Document extract:
Thursday, 27 January 2011

Documents reveal PA-Israel collaboration to target resistance

Report, The Electronic Intifada, 26 January 2011

Leaked documents detail how the US trained Palestinian Authority forces to repress resistance to the Israeli occupation. (MaanImages)

Details on the growing security cooperation between the Ramallah-based Palestinian Authority, the United States and the United Kingdom were revealed yesterday, the third day of Al Jazeera network's release of more than 1,600 internal documents and secret correspondence from the last decade of negotiations between the Israeli government, the Palestinian Authority and the United States.

Al Jazeera also confirmed that the Palestinian Authority was behind -- or assisted Israel in -- extra-judicial executions of high-level political opposition leaders and resistance fighters in the occupied Gaza Strip.

Notes between then Israeli Defense Minister Shaul Mofaz and Palestinian Authority Interior Minister Nasser Yousef outline a plan in 2005 to kill Gaza-based al-Aqsa Martyr's Brigade leader Hassan al-Madhoun ("The al-Madhoun assassination," David Poort, 25 January 2011).

Mofaz wrote: "Hassan Madhoun, we know his address and Rasheed Abu Shabak [chief of the Preventative Security Organization in Gaza] knows that. Why don't you kill him? Hamas fired [Qassam rockets] because of the elections and this is a challenge to you and a warning to Abu Mazen [Mahmoud Abbas, the PA president]."

Youssef replied: "We gave instructions to Rasheed [Abu Shabak] and will see."

Additional documents flesh out the collaboration between the PA and their Israeli counterparts. "Saeb Erekat, the PA's chief negotiator, acknowledged the cost of gaining US approval and Israeli trust, in a meeting on 17 September 2009 with David Hale, the deputy US Middle East envoy," Al Jazeera reported.

Al Jazeera obtained transcriptions of the meeting between Erekat and Hale. Here, Erekat said: "We have had to kill Palestinians to establish one authority, one gun and the rule of law. We continue to perform our obligations. We have invested time and effort and killed our own people to maintain order and the rule of law."

Dataset:
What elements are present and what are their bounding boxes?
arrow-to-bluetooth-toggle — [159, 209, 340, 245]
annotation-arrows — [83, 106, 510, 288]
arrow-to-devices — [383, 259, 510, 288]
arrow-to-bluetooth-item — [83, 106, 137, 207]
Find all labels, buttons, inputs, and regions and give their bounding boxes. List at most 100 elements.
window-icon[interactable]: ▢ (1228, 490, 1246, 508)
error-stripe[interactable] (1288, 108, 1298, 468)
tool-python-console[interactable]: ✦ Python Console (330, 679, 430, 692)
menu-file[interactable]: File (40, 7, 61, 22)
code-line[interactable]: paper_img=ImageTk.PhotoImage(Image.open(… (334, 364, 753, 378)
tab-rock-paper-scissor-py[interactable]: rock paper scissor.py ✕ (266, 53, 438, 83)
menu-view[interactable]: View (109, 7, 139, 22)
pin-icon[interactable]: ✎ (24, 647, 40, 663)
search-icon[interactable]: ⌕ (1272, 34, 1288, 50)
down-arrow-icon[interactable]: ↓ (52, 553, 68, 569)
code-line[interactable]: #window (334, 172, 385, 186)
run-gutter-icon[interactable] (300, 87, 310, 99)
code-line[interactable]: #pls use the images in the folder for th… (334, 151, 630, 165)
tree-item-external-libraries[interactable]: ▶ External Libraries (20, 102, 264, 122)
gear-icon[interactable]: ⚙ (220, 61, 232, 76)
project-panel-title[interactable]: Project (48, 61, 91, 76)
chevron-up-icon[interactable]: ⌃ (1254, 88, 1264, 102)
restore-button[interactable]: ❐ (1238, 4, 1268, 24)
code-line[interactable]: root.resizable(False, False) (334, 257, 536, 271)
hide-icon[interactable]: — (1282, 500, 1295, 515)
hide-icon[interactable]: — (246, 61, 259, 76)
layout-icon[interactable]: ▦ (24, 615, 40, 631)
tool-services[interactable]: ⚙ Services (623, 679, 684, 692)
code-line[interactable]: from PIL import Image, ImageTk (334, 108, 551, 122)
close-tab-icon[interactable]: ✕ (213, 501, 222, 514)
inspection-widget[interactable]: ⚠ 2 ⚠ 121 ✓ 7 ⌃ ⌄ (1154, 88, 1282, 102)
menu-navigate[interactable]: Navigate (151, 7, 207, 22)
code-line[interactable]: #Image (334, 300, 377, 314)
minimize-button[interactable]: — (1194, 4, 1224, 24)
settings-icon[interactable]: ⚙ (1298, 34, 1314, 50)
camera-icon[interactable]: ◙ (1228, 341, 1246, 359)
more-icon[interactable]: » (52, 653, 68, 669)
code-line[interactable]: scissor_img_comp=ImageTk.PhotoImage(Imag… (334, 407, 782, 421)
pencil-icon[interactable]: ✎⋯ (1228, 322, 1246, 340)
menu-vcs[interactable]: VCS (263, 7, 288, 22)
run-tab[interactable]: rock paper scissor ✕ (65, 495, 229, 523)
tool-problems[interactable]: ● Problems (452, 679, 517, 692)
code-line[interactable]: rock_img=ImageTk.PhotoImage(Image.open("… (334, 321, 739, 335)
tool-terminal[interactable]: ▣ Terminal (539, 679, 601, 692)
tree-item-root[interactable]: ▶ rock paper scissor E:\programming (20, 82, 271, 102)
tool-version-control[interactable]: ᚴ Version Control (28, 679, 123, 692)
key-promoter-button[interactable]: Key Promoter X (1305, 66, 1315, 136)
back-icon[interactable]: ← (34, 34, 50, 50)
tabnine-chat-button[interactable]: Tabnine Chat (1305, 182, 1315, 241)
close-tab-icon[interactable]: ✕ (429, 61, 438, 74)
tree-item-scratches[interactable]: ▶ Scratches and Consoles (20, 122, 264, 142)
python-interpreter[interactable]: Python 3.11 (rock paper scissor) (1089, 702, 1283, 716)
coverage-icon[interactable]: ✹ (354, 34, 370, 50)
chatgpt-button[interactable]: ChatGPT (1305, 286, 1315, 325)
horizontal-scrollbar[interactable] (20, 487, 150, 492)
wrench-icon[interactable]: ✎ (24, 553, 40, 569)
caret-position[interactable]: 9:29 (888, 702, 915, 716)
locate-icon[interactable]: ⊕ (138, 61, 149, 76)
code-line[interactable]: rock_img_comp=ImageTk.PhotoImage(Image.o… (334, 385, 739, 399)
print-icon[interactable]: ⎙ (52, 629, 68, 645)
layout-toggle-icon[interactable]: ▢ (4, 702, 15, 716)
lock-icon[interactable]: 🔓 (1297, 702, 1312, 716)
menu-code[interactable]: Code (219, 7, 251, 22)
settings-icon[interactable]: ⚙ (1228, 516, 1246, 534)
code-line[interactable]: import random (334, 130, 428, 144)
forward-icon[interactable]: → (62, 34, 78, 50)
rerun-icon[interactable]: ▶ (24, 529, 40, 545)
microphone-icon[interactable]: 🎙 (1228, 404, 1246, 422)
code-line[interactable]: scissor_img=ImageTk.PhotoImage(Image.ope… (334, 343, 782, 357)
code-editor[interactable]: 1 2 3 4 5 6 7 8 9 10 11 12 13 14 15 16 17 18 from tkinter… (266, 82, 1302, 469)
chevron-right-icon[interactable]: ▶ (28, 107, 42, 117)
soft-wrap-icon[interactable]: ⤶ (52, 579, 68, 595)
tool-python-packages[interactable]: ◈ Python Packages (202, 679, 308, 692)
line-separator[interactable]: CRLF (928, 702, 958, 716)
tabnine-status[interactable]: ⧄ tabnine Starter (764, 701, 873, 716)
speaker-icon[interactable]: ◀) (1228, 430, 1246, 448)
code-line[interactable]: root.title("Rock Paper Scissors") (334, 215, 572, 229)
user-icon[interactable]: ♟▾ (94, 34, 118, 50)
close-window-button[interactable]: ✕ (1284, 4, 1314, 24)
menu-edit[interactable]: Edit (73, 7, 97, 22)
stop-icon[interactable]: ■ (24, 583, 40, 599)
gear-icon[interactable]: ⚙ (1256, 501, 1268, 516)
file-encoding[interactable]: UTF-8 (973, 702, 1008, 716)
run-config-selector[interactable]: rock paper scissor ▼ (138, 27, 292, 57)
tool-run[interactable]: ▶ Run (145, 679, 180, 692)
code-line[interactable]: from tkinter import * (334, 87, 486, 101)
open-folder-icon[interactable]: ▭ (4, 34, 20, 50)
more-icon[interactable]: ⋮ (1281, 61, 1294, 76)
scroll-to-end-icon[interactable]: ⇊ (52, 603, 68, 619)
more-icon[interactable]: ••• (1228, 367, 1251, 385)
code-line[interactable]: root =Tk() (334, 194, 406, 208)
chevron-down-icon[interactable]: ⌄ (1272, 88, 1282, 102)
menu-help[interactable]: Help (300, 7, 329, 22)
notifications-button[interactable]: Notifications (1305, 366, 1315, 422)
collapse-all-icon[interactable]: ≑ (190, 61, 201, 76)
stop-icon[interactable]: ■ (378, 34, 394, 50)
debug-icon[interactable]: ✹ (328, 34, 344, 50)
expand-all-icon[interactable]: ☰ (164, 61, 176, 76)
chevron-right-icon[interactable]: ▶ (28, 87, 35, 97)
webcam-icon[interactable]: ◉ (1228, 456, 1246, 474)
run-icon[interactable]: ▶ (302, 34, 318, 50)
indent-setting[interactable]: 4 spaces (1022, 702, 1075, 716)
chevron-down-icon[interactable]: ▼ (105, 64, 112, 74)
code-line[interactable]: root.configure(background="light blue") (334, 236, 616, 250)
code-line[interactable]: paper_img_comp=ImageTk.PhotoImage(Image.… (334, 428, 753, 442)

Short exercise 1:
In the report on PA-Israel collaboration, on what date did Saeb Erekat meet David Hale?
Short exercise 2:
Reproduce, word for word, the stretch of the PA-Israel collaboration report from "Report, The Electronic" through "occupied Gaza Strip.".

Finished answer 1:
17 September 2009

Finished answer 2:
Report, The Electronic Intifada, 26 January 2011

Leaked documents detail how the US trained Palestinian Authority forces to repress resistance to the Israeli occupation. (MaanImages)

Details on the growing security cooperation between the Ramallah-based Palestinian Authority, the United States and the United Kingdom were revealed yesterday, the third day of Al Jazeera network's release of more than 1,600 internal documents and secret correspondence from the last decade of negotiations between the Israeli government, the Palestinian Authority and the United States.

Al Jazeera also confirmed that the Palestinian Authority was behind -- or assisted Israel in -- extra-judicial executions of high-level political opposition leaders and resistance fighters in the occupied Gaza Strip.